» **Set problem**
Take all the material and copy it exactly.

(Figure dataset records)

↓

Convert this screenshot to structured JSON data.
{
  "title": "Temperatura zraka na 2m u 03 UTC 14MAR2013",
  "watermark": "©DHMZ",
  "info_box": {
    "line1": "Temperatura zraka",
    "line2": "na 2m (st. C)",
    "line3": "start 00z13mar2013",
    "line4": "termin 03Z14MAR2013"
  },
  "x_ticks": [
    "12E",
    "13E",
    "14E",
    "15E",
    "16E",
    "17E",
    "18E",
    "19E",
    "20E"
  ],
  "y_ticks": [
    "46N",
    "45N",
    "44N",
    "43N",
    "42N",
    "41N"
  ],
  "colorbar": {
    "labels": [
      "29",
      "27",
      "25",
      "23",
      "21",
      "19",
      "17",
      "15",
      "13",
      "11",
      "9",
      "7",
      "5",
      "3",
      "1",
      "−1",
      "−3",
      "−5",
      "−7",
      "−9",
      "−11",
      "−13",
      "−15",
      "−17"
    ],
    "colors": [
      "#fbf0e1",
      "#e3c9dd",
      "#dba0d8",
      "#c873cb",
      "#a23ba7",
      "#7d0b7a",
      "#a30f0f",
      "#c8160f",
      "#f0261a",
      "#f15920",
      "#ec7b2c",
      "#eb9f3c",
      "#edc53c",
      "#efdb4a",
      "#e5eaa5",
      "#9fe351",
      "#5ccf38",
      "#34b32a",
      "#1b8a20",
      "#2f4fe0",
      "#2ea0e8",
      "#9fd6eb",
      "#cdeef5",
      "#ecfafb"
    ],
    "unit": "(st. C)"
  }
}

↑

» **Correct response**
Convert this screenshot to structured JSON data.
{
  "title": "Temperatura zraka na 2m u 03 UTC 14MAR2013",
  "watermark": "©DHMZ",
  "info_box": {
    "line1": "Temperatura zraka",
    "line2": "na 2m (st. C)",
    "line3": "start 00z13mar2013",
    "line4": "termin 03Z14MAR2013"
  },
  "x_ticks": [
    "12E",
    "13E",
    "14E",
    "15E",
    "16E",
    "17E",
    "18E",
    "19E",
    "20E"
  ],
  "y_ticks": [
    "46N",
    "45N",
    "44N",
    "43N",
    "42N",
    "41N"
  ],
  "colorbar": {
    "labels": [
      "29",
      "27",
      "25",
      "23",
      "21",
      "19",
      "17",
      "15",
      "13",
      "11",
      "9",
      "7",
      "5",
      "3",
      "1",
      "−1",
      "−3",
      "−5",
      "−7",
      "−9",
      "−11",
      "−13",
      "−15",
      "−17"
    ],
    "colors": [
      "#fbf0e1",
      "#e3c9dd",
      "#dba0d8",
      "#c873cb",
      "#a23ba7",
      "#7d0b7a",
      "#a30f0f",
      "#c8160f",
      "#f0261a",
      "#f15920",
      "#ec7b2c",
      "#eb9f3c",
      "#edc53c",
      "#efdb4a",
      "#e5eaa5",
      "#9fe351",
      "#5ccf38",
      "#34b32a",
      "#1b8a20",
      "#2f4fe0",
      "#2ea0e8",
      "#9fd6eb",
      "#cdeef5",
      "#ecfafb"
    ],
    "unit": "(st. C)"
  }
}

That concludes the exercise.